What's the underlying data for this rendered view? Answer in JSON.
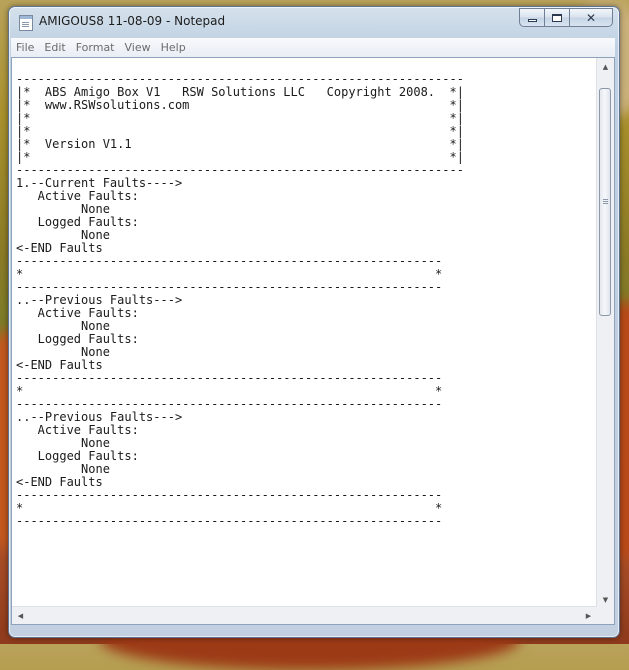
{
  "window": {
    "title": "AMIGOUS8 11-08-09 - Notepad"
  },
  "caption_buttons": {
    "minimize_icon": "minimize-icon",
    "maximize_icon": "maximize-icon",
    "close_icon": "close-icon",
    "close_glyph": "✕"
  },
  "menu": {
    "items": [
      "File",
      "Edit",
      "Format",
      "View",
      "Help"
    ]
  },
  "document": {
    "lines": [
      "--------------------------------------------------------------",
      "|*  ABS Amigo Box V1   RSW Solutions LLC   Copyright 2008.  *|",
      "|*  www.RSWsolutions.com                                    *|",
      "|*                                                          *|",
      "|*                                                          *|",
      "|*  Version V1.1                                            *|",
      "|*                                                          *|",
      "--------------------------------------------------------------",
      "1.--Current Faults---->",
      "   Active Faults:",
      "         None",
      "   Logged Faults:",
      "         None",
      "<-END Faults",
      "-----------------------------------------------------------",
      "*                                                         *",
      "-----------------------------------------------------------",
      "..--Previous Faults--->",
      "   Active Faults:",
      "         None",
      "   Logged Faults:",
      "         None",
      "<-END Faults",
      "-----------------------------------------------------------",
      "*                                                         *",
      "-----------------------------------------------------------",
      "..--Previous Faults--->",
      "   Active Faults:",
      "         None",
      "   Logged Faults:",
      "         None",
      "<-END Faults",
      "-----------------------------------------------------------",
      "*                                                         *",
      "-----------------------------------------------------------"
    ]
  },
  "scrollbars": {
    "up_glyph": "▲",
    "down_glyph": "▼",
    "left_glyph": "◀",
    "right_glyph": "▶"
  }
}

* * * *

__TASK PROMPT__
Transcribe the records above exactly as they appear, leaving out any pictures.

__OUTPUT OF THE TASK__
What's the underlying data for this rendered view? Answer in JSON.
{
  "window": {
    "title": "AMIGOUS8 11-08-09 - Notepad"
  },
  "caption_buttons": {
    "minimize_icon": "minimize-icon",
    "maximize_icon": "maximize-icon",
    "close_icon": "close-icon",
    "close_glyph": "✕"
  },
  "menu": {
    "items": [
      "File",
      "Edit",
      "Format",
      "View",
      "Help"
    ]
  },
  "document": {
    "lines": [
      "--------------------------------------------------------------",
      "|*  ABS Amigo Box V1   RSW Solutions LLC   Copyright 2008.  *|",
      "|*  www.RSWsolutions.com                                    *|",
      "|*                                                          *|",
      "|*                                                          *|",
      "|*  Version V1.1                                            *|",
      "|*                                                          *|",
      "--------------------------------------------------------------",
      "1.--Current Faults---->",
      "   Active Faults:",
      "         None",
      "   Logged Faults:",
      "         None",
      "<-END Faults",
      "-----------------------------------------------------------",
      "*                                                         *",
      "-----------------------------------------------------------",
      "..--Previous Faults--->",
      "   Active Faults:",
      "         None",
      "   Logged Faults:",
      "         None",
      "<-END Faults",
      "-----------------------------------------------------------",
      "*                                                         *",
      "-----------------------------------------------------------",
      "..--Previous Faults--->",
      "   Active Faults:",
      "         None",
      "   Logged Faults:",
      "         None",
      "<-END Faults",
      "-----------------------------------------------------------",
      "*                                                         *",
      "-----------------------------------------------------------"
    ]
  },
  "scrollbars": {
    "up_glyph": "▲",
    "down_glyph": "▼",
    "left_glyph": "◀",
    "right_glyph": "▶"
  }
}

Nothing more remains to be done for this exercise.